* **Exercise goal**:
Each entry below is to be printed verbatim.

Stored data
▽
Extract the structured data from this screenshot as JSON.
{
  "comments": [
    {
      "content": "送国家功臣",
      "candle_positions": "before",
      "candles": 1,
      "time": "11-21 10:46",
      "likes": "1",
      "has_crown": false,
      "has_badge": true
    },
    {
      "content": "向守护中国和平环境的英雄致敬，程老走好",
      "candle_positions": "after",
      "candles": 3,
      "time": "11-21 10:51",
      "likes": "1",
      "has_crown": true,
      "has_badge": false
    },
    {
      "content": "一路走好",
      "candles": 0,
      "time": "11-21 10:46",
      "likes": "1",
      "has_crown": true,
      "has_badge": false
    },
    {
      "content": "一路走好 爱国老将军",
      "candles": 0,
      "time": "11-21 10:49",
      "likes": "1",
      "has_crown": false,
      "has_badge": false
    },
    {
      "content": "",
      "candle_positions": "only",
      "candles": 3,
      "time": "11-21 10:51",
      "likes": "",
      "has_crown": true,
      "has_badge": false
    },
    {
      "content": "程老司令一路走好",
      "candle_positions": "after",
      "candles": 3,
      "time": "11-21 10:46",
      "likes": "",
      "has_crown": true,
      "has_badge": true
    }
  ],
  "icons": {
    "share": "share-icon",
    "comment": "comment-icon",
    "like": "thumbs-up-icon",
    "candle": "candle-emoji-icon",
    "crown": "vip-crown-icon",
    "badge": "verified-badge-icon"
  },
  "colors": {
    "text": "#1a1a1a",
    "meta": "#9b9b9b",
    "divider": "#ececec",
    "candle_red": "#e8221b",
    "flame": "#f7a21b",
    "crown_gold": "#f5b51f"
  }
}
△
* **Exercise response**:
Extract the structured data from this screenshot as JSON.
{
  "comments": [
    {
      "content": "送国家功臣",
      "candle_positions": "before",
      "candles": 1,
      "time": "11-21 10:46",
      "likes": "1",
      "has_crown": false,
      "has_badge": true
    },
    {
      "content": "向守护中国和平环境的英雄致敬，程老走好",
      "candle_positions": "after",
      "candles": 3,
      "time": "11-21 10:51",
      "likes": "1",
      "has_crown": true,
      "has_badge": false
    },
    {
      "content": "一路走好",
      "candles": 0,
      "time": "11-21 10:46",
      "likes": "1",
      "has_crown": true,
      "has_badge": false
    },
    {
      "content": "一路走好 爱国老将军",
      "candles": 0,
      "time": "11-21 10:49",
      "likes": "1",
      "has_crown": false,
      "has_badge": false
    },
    {
      "content": "",
      "candle_positions": "only",
      "candles": 3,
      "time": "11-21 10:51",
      "likes": "",
      "has_crown": true,
      "has_badge": false
    },
    {
      "content": "程老司令一路走好",
      "candle_positions": "after",
      "candles": 3,
      "time": "11-21 10:46",
      "likes": "",
      "has_crown": true,
      "has_badge": true
    }
  ],
  "icons": {
    "share": "share-icon",
    "comment": "comment-icon",
    "like": "thumbs-up-icon",
    "candle": "candle-emoji-icon",
    "crown": "vip-crown-icon",
    "badge": "verified-badge-icon"
  },
  "colors": {
    "text": "#1a1a1a",
    "meta": "#9b9b9b",
    "divider": "#ececec",
    "candle_red": "#e8221b",
    "flame": "#f7a21b",
    "crown_gold": "#f5b51f"
  }
}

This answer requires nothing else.